AIM:
Write out all the data again, exactly as it stands.

──────── DATA FOR PROCESSING

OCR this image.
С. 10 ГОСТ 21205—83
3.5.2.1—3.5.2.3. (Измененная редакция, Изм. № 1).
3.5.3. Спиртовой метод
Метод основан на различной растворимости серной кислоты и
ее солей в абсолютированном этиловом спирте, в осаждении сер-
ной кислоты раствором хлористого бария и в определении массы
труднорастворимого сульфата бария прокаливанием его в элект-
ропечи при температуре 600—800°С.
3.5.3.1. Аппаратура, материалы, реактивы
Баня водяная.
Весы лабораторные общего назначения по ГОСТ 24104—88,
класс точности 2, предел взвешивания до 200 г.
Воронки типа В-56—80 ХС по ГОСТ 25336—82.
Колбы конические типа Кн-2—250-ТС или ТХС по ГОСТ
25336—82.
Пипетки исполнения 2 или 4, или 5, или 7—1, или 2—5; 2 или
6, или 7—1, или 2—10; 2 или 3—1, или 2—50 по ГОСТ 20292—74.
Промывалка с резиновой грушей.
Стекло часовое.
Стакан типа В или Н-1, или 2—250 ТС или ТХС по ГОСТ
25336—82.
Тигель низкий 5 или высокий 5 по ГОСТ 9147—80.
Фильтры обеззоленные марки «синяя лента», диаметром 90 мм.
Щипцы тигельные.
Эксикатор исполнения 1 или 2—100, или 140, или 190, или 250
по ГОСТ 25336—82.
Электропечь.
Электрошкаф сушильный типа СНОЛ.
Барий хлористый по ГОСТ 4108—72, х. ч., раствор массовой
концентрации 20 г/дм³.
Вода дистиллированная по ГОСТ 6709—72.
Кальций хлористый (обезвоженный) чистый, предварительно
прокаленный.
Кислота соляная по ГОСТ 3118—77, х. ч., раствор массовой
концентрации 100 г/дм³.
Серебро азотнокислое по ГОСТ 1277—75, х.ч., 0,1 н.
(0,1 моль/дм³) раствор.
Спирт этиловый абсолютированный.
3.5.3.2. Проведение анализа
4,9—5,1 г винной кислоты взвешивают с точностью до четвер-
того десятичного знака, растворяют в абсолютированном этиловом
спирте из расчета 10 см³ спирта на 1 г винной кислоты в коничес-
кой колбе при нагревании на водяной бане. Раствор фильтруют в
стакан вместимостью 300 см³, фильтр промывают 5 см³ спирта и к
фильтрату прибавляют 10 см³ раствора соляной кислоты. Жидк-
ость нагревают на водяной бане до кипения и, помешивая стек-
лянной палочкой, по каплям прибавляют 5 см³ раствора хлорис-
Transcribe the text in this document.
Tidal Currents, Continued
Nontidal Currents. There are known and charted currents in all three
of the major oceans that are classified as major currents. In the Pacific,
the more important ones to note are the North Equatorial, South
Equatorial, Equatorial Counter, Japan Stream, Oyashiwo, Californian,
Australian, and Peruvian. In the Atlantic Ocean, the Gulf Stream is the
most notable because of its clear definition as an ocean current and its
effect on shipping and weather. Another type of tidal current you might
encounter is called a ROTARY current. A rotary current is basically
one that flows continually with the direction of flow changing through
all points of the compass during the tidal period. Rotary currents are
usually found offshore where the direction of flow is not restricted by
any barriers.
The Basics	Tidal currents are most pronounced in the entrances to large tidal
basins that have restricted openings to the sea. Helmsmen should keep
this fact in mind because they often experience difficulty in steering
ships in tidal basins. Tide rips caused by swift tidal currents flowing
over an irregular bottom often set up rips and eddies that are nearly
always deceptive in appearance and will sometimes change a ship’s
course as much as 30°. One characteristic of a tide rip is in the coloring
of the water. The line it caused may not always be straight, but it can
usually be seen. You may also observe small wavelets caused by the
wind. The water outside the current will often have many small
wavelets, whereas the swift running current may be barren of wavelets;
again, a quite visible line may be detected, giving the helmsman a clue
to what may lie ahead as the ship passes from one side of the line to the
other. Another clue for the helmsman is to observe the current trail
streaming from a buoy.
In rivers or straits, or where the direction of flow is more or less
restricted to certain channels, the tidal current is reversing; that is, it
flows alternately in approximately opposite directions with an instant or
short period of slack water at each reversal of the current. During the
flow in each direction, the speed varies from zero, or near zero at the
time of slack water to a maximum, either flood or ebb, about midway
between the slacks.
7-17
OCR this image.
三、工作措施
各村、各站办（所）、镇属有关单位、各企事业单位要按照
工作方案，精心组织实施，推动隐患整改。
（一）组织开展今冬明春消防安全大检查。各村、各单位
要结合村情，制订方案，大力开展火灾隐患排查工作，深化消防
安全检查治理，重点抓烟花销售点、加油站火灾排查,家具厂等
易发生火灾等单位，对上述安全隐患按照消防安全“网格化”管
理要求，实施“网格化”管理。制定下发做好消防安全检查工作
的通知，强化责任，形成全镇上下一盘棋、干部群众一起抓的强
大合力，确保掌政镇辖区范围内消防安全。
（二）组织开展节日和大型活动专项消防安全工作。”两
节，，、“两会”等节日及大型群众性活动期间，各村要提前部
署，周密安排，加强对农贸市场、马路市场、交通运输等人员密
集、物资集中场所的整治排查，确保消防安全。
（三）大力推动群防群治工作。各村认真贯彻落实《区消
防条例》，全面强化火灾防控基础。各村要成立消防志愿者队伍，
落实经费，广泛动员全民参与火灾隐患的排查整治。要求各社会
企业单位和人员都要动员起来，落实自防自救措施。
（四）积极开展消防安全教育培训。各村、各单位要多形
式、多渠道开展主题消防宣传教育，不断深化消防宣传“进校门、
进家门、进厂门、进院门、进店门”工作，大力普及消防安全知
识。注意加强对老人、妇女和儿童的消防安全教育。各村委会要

────────────────

TASK RESPONSE:
OCR this image.
С. 10 ГОСТ 21205—83
3.5.2.1—3.5.2.3. (Измененная редакция, Изм. № 1).
3.5.3. Спиртовой метод
Метод основан на различной растворимости серной кислоты и
ее солей в абсолютированном этиловом спирте, в осаждении сер-
ной кислоты раствором хлористого бария и в определении массы
труднорастворимого сульфата бария прокаливанием его в элект-
ропечи при температуре 600—800°С.
3.5.3.1. Аппаратура, материалы, реактивы
Баня водяная.
Весы лабораторные общего назначения по ГОСТ 24104—88,
класс точности 2, предел взвешивания до 200 г.
Воронки типа В-56—80 ХС по ГОСТ 25336—82.
Колбы конические типа Кн-2—250-ТС или ТХС по ГОСТ
25336—82.
Пипетки исполнения 2 или 4, или 5, или 7—1, или 2—5; 2 или
6, или 7—1, или 2—10; 2 или 3—1, или 2—50 по ГОСТ 20292—74.
Промывалка с резиновой грушей.
Стекло часовое.
Стакан типа В или Н-1, или 2—250 ТС или ТХС по ГОСТ
25336—82.
Тигель низкий 5 или высокий 5 по ГОСТ 9147—80.
Фильтры обеззоленные марки «синяя лента», диаметром 90 мм.
Щипцы тигельные.
Эксикатор исполнения 1 или 2—100, или 140, или 190, или 250
по ГОСТ 25336—82.
Электропечь.
Электрошкаф сушильный типа СНОЛ.
Барий хлористый по ГОСТ 4108—72, х. ч., раствор массовой
концентрации 20 г/дм³.
Вода дистиллированная по ГОСТ 6709—72.
Кальций хлористый (обезвоженный) чистый, предварительно
прокаленный.
Кислота соляная по ГОСТ 3118—77, х. ч., раствор массовой
концентрации 100 г/дм³.
Серебро азотнокислое по ГОСТ 1277—75, х.ч., 0,1 н.
(0,1 моль/дм³) раствор.
Спирт этиловый абсолютированный.
3.5.3.2. Проведение анализа
4,9—5,1 г винной кислоты взвешивают с точностью до четвер-
того десятичного знака, растворяют в абсолютированном этиловом
спирте из расчета 10 см³ спирта на 1 г винной кислоты в коничес-
кой колбе при нагревании на водяной бане. Раствор фильтруют в
стакан вместимостью 300 см³, фильтр промывают 5 см³ спирта и к
фильтрату прибавляют 10 см³ раствора соляной кислоты. Жидк-
ость нагревают на водяной бане до кипения и, помешивая стек-
лянной палочкой, по каплям прибавляют 5 см³ раствора хлорис-
Transcribe the text in this document.
Tidal Currents, Continued
Nontidal Currents. There are known and charted currents in all three
of the major oceans that are classified as major currents. In the Pacific,
the more important ones to note are the North Equatorial, South
Equatorial, Equatorial Counter, Japan Stream, Oyashiwo, Californian,
Australian, and Peruvian. In the Atlantic Ocean, the Gulf Stream is the
most notable because of its clear definition as an ocean current and its
effect on shipping and weather. Another type of tidal current you might
encounter is called a ROTARY current. A rotary current is basically
one that flows continually with the direction of flow changing through
all points of the compass during the tidal period. Rotary currents are
usually found offshore where the direction of flow is not restricted by
any barriers.
The Basics	Tidal currents are most pronounced in the entrances to large tidal
basins that have restricted openings to the sea. Helmsmen should keep
this fact in mind because they often experience difficulty in steering
ships in tidal basins. Tide rips caused by swift tidal currents flowing
over an irregular bottom often set up rips and eddies that are nearly
always deceptive in appearance and will sometimes change a ship’s
course as much as 30°. One characteristic of a tide rip is in the coloring
of the water. The line it caused may not always be straight, but it can
usually be seen. You may also observe small wavelets caused by the
wind. The water outside the current will often have many small
wavelets, whereas the swift running current may be barren of wavelets;
again, a quite visible line may be detected, giving the helmsman a clue
to what may lie ahead as the ship passes from one side of the line to the
other. Another clue for the helmsman is to observe the current trail
streaming from a buoy.
In rivers or straits, or where the direction of flow is more or less
restricted to certain channels, the tidal current is reversing; that is, it
flows alternately in approximately opposite directions with an instant or
short period of slack water at each reversal of the current. During the
flow in each direction, the speed varies from zero, or near zero at the
time of slack water to a maximum, either flood or ebb, about midway
between the slacks.
7-17
OCR this image.
三、工作措施
各村、各站办（所）、镇属有关单位、各企事业单位要按照
工作方案，精心组织实施，推动隐患整改。
（一）组织开展今冬明春消防安全大检查。各村、各单位
要结合村情，制订方案，大力开展火灾隐患排查工作，深化消防
安全检查治理，重点抓烟花销售点、加油站火灾排查,家具厂等
易发生火灾等单位，对上述安全隐患按照消防安全“网格化”管
理要求，实施“网格化”管理。制定下发做好消防安全检查工作
的通知，强化责任，形成全镇上下一盘棋、干部群众一起抓的强
大合力，确保掌政镇辖区范围内消防安全。
（二）组织开展节日和大型活动专项消防安全工作。”两
节，，、“两会”等节日及大型群众性活动期间，各村要提前部
署，周密安排，加强对农贸市场、马路市场、交通运输等人员密
集、物资集中场所的整治排查，确保消防安全。
（三）大力推动群防群治工作。各村认真贯彻落实《区消
防条例》，全面强化火灾防控基础。各村要成立消防志愿者队伍，
落实经费，广泛动员全民参与火灾隐患的排查整治。要求各社会
企业单位和人员都要动员起来，落实自防自救措施。
（四）积极开展消防安全教育培训。各村、各单位要多形
式、多渠道开展主题消防宣传教育，不断深化消防宣传“进校门、
进家门、进厂门、进院门、进店门”工作，大力普及消防安全知
识。注意加强对老人、妇女和儿童的消防安全教育。各村委会要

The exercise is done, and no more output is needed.